* Extracted material
● ● ● ● ● ● ●

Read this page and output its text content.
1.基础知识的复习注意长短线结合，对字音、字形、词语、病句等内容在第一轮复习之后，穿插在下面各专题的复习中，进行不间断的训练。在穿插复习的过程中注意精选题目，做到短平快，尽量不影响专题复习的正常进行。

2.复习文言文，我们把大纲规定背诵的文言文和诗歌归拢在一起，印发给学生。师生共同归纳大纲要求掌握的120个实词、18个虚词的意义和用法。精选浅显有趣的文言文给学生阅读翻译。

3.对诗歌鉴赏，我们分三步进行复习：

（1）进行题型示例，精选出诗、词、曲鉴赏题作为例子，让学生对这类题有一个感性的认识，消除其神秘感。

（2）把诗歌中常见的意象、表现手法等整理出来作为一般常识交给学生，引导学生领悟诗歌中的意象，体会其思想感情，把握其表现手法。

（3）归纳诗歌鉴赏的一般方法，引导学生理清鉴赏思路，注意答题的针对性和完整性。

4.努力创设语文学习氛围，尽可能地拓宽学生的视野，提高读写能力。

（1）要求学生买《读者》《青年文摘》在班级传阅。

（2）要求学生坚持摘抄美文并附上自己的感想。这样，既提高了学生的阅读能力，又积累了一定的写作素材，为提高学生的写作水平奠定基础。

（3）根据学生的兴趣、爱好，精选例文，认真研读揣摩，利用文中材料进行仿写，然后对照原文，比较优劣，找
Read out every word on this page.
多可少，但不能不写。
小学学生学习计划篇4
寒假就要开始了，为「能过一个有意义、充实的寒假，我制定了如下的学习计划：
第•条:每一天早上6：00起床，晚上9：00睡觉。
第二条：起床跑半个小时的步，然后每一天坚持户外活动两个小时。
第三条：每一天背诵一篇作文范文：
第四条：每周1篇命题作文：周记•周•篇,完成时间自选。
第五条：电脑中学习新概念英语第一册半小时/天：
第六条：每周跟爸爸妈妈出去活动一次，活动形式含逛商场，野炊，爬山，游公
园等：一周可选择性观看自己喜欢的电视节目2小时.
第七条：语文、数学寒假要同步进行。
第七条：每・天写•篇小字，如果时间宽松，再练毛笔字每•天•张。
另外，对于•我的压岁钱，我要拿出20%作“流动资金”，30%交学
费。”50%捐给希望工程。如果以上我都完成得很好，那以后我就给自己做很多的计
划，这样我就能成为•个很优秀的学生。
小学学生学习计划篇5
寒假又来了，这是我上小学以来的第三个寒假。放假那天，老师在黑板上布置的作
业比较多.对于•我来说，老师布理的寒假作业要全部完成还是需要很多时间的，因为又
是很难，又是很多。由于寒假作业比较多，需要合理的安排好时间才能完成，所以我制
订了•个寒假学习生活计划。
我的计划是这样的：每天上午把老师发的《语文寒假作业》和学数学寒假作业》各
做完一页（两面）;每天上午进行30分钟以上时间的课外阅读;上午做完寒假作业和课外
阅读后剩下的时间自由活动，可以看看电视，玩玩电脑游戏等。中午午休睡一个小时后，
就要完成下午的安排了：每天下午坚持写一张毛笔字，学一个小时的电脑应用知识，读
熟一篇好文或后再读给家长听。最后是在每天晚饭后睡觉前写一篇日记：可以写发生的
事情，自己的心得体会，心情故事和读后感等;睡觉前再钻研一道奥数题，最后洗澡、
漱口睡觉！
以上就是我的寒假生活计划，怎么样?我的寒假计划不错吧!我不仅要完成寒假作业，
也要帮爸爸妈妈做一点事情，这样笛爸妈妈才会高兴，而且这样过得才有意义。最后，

● ● ● ● ● ● ●

* Exercise prompt
Print the listing above in its entirety, with every line exact.

* The answer
Read this page and output its text content.
1.基础知识的复习注意长短线结合，对字音、字形、词语、病句等内容在第一轮复习之后，穿插在下面各专题的复习中，进行不间断的训练。在穿插复习的过程中注意精选题目，做到短平快，尽量不影响专题复习的正常进行。

2.复习文言文，我们把大纲规定背诵的文言文和诗歌归拢在一起，印发给学生。师生共同归纳大纲要求掌握的120个实词、18个虚词的意义和用法。精选浅显有趣的文言文给学生阅读翻译。

3.对诗歌鉴赏，我们分三步进行复习：

（1）进行题型示例，精选出诗、词、曲鉴赏题作为例子，让学生对这类题有一个感性的认识，消除其神秘感。

（2）把诗歌中常见的意象、表现手法等整理出来作为一般常识交给学生，引导学生领悟诗歌中的意象，体会其思想感情，把握其表现手法。

（3）归纳诗歌鉴赏的一般方法，引导学生理清鉴赏思路，注意答题的针对性和完整性。

4.努力创设语文学习氛围，尽可能地拓宽学生的视野，提高读写能力。

（1）要求学生买《读者》《青年文摘》在班级传阅。

（2）要求学生坚持摘抄美文并附上自己的感想。这样，既提高了学生的阅读能力，又积累了一定的写作素材，为提高学生的写作水平奠定基础。

（3）根据学生的兴趣、爱好，精选例文，认真研读揣摩，利用文中材料进行仿写，然后对照原文，比较优劣，找
Read out every word on this page.
多可少，但不能不写。
小学学生学习计划篇4
寒假就要开始了，为「能过一个有意义、充实的寒假，我制定了如下的学习计划：
第•条:每一天早上6：00起床，晚上9：00睡觉。
第二条：起床跑半个小时的步，然后每一天坚持户外活动两个小时。
第三条：每一天背诵一篇作文范文：
第四条：每周1篇命题作文：周记•周•篇,完成时间自选。
第五条：电脑中学习新概念英语第一册半小时/天：
第六条：每周跟爸爸妈妈出去活动一次，活动形式含逛商场，野炊，爬山，游公
园等：一周可选择性观看自己喜欢的电视节目2小时.
第七条：语文、数学寒假要同步进行。
第七条：每・天写•篇小字，如果时间宽松，再练毛笔字每•天•张。
另外，对于•我的压岁钱，我要拿出20%作“流动资金”，30%交学
费。”50%捐给希望工程。如果以上我都完成得很好，那以后我就给自己做很多的计
划，这样我就能成为•个很优秀的学生。
小学学生学习计划篇5
寒假又来了，这是我上小学以来的第三个寒假。放假那天，老师在黑板上布置的作
业比较多.对于•我来说，老师布理的寒假作业要全部完成还是需要很多时间的，因为又
是很难，又是很多。由于寒假作业比较多，需要合理的安排好时间才能完成，所以我制
订了•个寒假学习生活计划。
我的计划是这样的：每天上午把老师发的《语文寒假作业》和学数学寒假作业》各
做完一页（两面）;每天上午进行30分钟以上时间的课外阅读;上午做完寒假作业和课外
阅读后剩下的时间自由活动，可以看看电视，玩玩电脑游戏等。中午午休睡一个小时后，
就要完成下午的安排了：每天下午坚持写一张毛笔字，学一个小时的电脑应用知识，读
熟一篇好文或后再读给家长听。最后是在每天晚饭后睡觉前写一篇日记：可以写发生的
事情，自己的心得体会，心情故事和读后感等;睡觉前再钻研一道奥数题，最后洗澡、
漱口睡觉！
以上就是我的寒假生活计划，怎么样?我的寒假计划不错吧!我不仅要完成寒假作业，
也要帮爸爸妈妈做一点事情，这样笛爸妈妈才会高兴，而且这样过得才有意义。最后，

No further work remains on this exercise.